** BEGIN Supplied data **

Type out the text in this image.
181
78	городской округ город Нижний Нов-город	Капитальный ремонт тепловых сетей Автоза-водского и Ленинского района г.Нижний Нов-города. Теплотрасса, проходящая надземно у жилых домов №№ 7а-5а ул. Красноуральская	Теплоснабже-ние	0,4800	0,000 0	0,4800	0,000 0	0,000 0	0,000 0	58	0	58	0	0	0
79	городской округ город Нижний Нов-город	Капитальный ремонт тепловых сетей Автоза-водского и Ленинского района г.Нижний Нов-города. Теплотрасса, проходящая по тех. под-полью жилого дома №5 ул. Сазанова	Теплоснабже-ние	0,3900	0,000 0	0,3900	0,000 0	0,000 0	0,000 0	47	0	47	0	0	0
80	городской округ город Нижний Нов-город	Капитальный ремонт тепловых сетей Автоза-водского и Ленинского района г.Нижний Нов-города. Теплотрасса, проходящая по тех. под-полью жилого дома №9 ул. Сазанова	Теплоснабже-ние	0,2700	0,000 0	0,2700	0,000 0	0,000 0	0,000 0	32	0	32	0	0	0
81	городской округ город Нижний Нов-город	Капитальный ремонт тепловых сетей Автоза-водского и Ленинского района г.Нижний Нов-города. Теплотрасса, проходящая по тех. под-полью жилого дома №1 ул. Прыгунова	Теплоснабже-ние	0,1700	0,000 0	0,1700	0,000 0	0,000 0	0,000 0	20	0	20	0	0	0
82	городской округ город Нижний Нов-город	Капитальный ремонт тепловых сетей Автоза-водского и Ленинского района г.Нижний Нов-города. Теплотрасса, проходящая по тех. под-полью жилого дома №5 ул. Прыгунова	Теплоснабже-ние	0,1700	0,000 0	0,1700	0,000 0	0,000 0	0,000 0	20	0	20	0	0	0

** END Supplied data **

◆ Problem to work on ◆
Please set down each line of the records exactly as given.

◆ Task output ◆
Type out the text in this image.
181
78	городской округ город Нижний Нов-город	Капитальный ремонт тепловых сетей Автоза-водского и Ленинского района г.Нижний Нов-города. Теплотрасса, проходящая надземно у жилых домов №№ 7а-5а ул. Красноуральская	Теплоснабже-ние	0,4800	0,000 0	0,4800	0,000 0	0,000 0	0,000 0	58	0	58	0	0	0
79	городской округ город Нижний Нов-город	Капитальный ремонт тепловых сетей Автоза-водского и Ленинского района г.Нижний Нов-города. Теплотрасса, проходящая по тех. под-полью жилого дома №5 ул. Сазанова	Теплоснабже-ние	0,3900	0,000 0	0,3900	0,000 0	0,000 0	0,000 0	47	0	47	0	0	0
80	городской округ город Нижний Нов-город	Капитальный ремонт тепловых сетей Автоза-водского и Ленинского района г.Нижний Нов-города. Теплотрасса, проходящая по тех. под-полью жилого дома №9 ул. Сазанова	Теплоснабже-ние	0,2700	0,000 0	0,2700	0,000 0	0,000 0	0,000 0	32	0	32	0	0	0
81	городской округ город Нижний Нов-город	Капитальный ремонт тепловых сетей Автоза-водского и Ленинского района г.Нижний Нов-города. Теплотрасса, проходящая по тех. под-полью жилого дома №1 ул. Прыгунова	Теплоснабже-ние	0,1700	0,000 0	0,1700	0,000 0	0,000 0	0,000 0	20	0	20	0	0	0
82	городской округ город Нижний Нов-город	Капитальный ремонт тепловых сетей Автоза-водского и Ленинского района г.Нижний Нов-города. Теплотрасса, проходящая по тех. под-полью жилого дома №5 ул. Прыгунова	Теплоснабже-ние	0,1700	0,000 0	0,1700	0,000 0	0,000 0	0,000 0	20	0	20	0	0	0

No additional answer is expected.